═════ RECORDS FOR THE TASK ═════

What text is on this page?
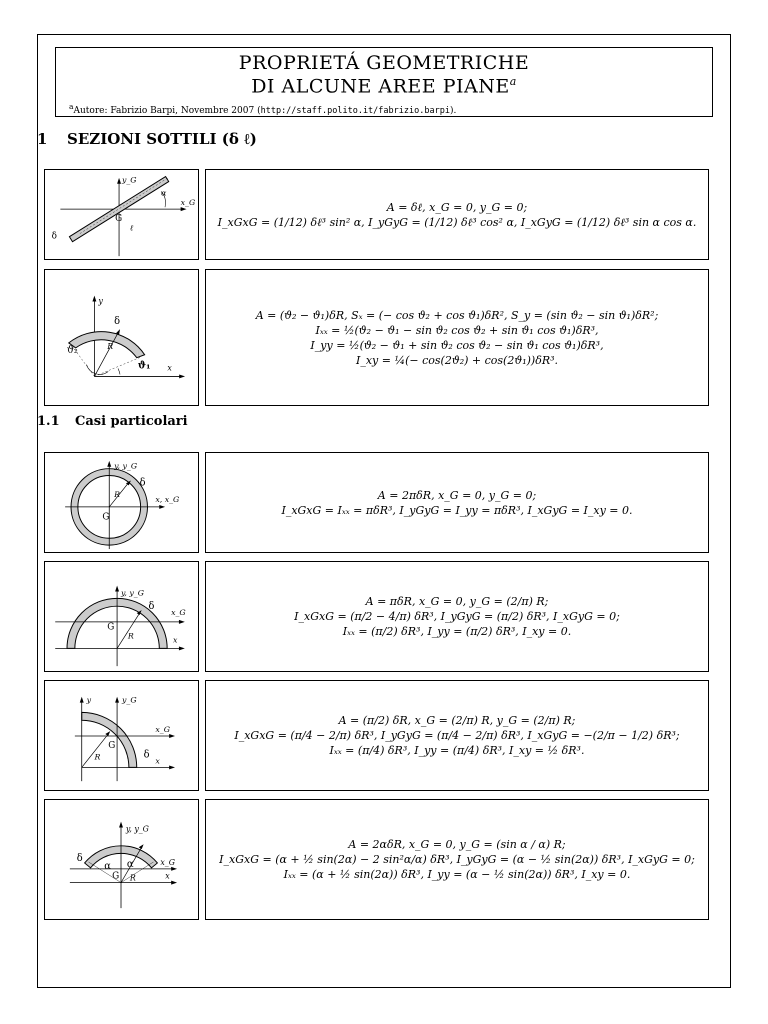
PROPRIETÁ GEOMETRICHE
DI ALCUNE AREE PIANE$^a$
$^a$Autore: Fabrizio Barpi, Novembre 2007 (http://staff.polito.it/fabrizio.barpi).
1 SEZIONI SOTTILI (δ ℓ)
y_G
α
x_G
G
ℓ
δ
A = δℓ, x_G = 0, y_G = 0;
I_xGxG = (1/12) δℓ³ sin² α, I_yGyG = (1/12) δℓ³ cos² α, I_xGyG = (1/12) δℓ³ sin α cos α.
y
δ
ϑ₂	R
ϑ₁ x
A = (ϑ₂ − ϑ₁)δR, Sₓ = (− cos ϑ₂ + cos ϑ₁)δR², S_y = (sin ϑ₂ − sin ϑ₁)δR²;
Iₓₓ = ½(ϑ₂ − ϑ₁ − sin ϑ₂ cos ϑ₂ + sin ϑ₁ cos ϑ₁)δR³,
I_yy = ½(ϑ₂ − ϑ₁ + sin ϑ₂ cos ϑ₂ − sin ϑ₁ cos ϑ₁)δR³,
I_xy = ¼(− cos(2ϑ₂) + cos(2ϑ₁))δR³.
1.1 Casi particolari
y, y_G
δ
R
x, x_G
G
A = 2πδR, x_G = 0, y_G = 0;
I_xGxG = Iₓₓ = πδR³, I_yGyG = I_yy = πδR³, I_xGyG = I_xy = 0.
y, y_G
δ
x_G
G
R	x
A = πδR, x_G = 0, y_G = (2/π) R;
I_xGxG = (π/2 − 4/π) δR³, I_yGyG = (π/2) δR³, I_xGyG = 0;
Iₓₓ = (π/2) δR³, I_yy = (π/2) δR³, I_xy = 0.
y	y_G
x_G
G
R	δ
x
A = (π/2) δR, x_G = (2/π) R, y_G = (2/π) R;
I_xGxG = (π/4 − 2/π) δR³, I_yGyG = (π/4 − 2/π) δR³, I_xGyG = −(2/π − 1/2) δR³;
Iₓₓ = (π/4) δR³, I_yy = (π/4) δR³, I_xy = ½ δR³.
y, y_G
δ
α α	x_G
G R	x
A = 2αδR, x_G = 0, y_G = (sin α / α) R;
I_xGxG = (α + ½ sin(2α) − 2 sin²α/α) δR³, I_yGyG = (α − ½ sin(2α)) δR³, I_xGyG = 0;
Iₓₓ = (α + ½ sin(2α)) δR³, I_yy = (α − ½ sin(2α)) δR³, I_xy = 0.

═════

* [EXERCISE INSTRUCTIONS]
Leave the pictures out, and transcribe each of the records exactly.

* [WRITTEN SOLUTION]
What text is on this page?
PROPRIETÁ GEOMETRICHE
DI ALCUNE AREE PIANE$^a$
$^a$Autore: Fabrizio Barpi, Novembre 2007 (http://staff.polito.it/fabrizio.barpi).
1 SEZIONI SOTTILI (δ ℓ)
y_G
α
x_G
G
ℓ
δ
A = δℓ, x_G = 0, y_G = 0;
I_xGxG = (1/12) δℓ³ sin² α, I_yGyG = (1/12) δℓ³ cos² α, I_xGyG = (1/12) δℓ³ sin α cos α.
y
δ
ϑ₂	R
ϑ₁ x
A = (ϑ₂ − ϑ₁)δR, Sₓ = (− cos ϑ₂ + cos ϑ₁)δR², S_y = (sin ϑ₂ − sin ϑ₁)δR²;
Iₓₓ = ½(ϑ₂ − ϑ₁ − sin ϑ₂ cos ϑ₂ + sin ϑ₁ cos ϑ₁)δR³,
I_yy = ½(ϑ₂ − ϑ₁ + sin ϑ₂ cos ϑ₂ − sin ϑ₁ cos ϑ₁)δR³,
I_xy = ¼(− cos(2ϑ₂) + cos(2ϑ₁))δR³.
1.1 Casi particolari
y, y_G
δ
R
x, x_G
G
A = 2πδR, x_G = 0, y_G = 0;
I_xGxG = Iₓₓ = πδR³, I_yGyG = I_yy = πδR³, I_xGyG = I_xy = 0.
y, y_G
δ
x_G
G
R	x
A = πδR, x_G = 0, y_G = (2/π) R;
I_xGxG = (π/2 − 4/π) δR³, I_yGyG = (π/2) δR³, I_xGyG = 0;
Iₓₓ = (π/2) δR³, I_yy = (π/2) δR³, I_xy = 0.
y	y_G
x_G
G
R	δ
x
A = (π/2) δR, x_G = (2/π) R, y_G = (2/π) R;
I_xGxG = (π/4 − 2/π) δR³, I_yGyG = (π/4 − 2/π) δR³, I_xGyG = −(2/π − 1/2) δR³;
Iₓₓ = (π/4) δR³, I_yy = (π/4) δR³, I_xy = ½ δR³.
y, y_G
δ
α α	x_G
G R	x
A = 2αδR, x_G = 0, y_G = (sin α / α) R;
I_xGxG = (α + ½ sin(2α) − 2 sin²α/α) δR³, I_yGyG = (α − ½ sin(2α)) δR³, I_xGyG = 0;
Iₓₓ = (α + ½ sin(2α)) δR³, I_yy = (α − ½ sin(2α)) δR³, I_xy = 0.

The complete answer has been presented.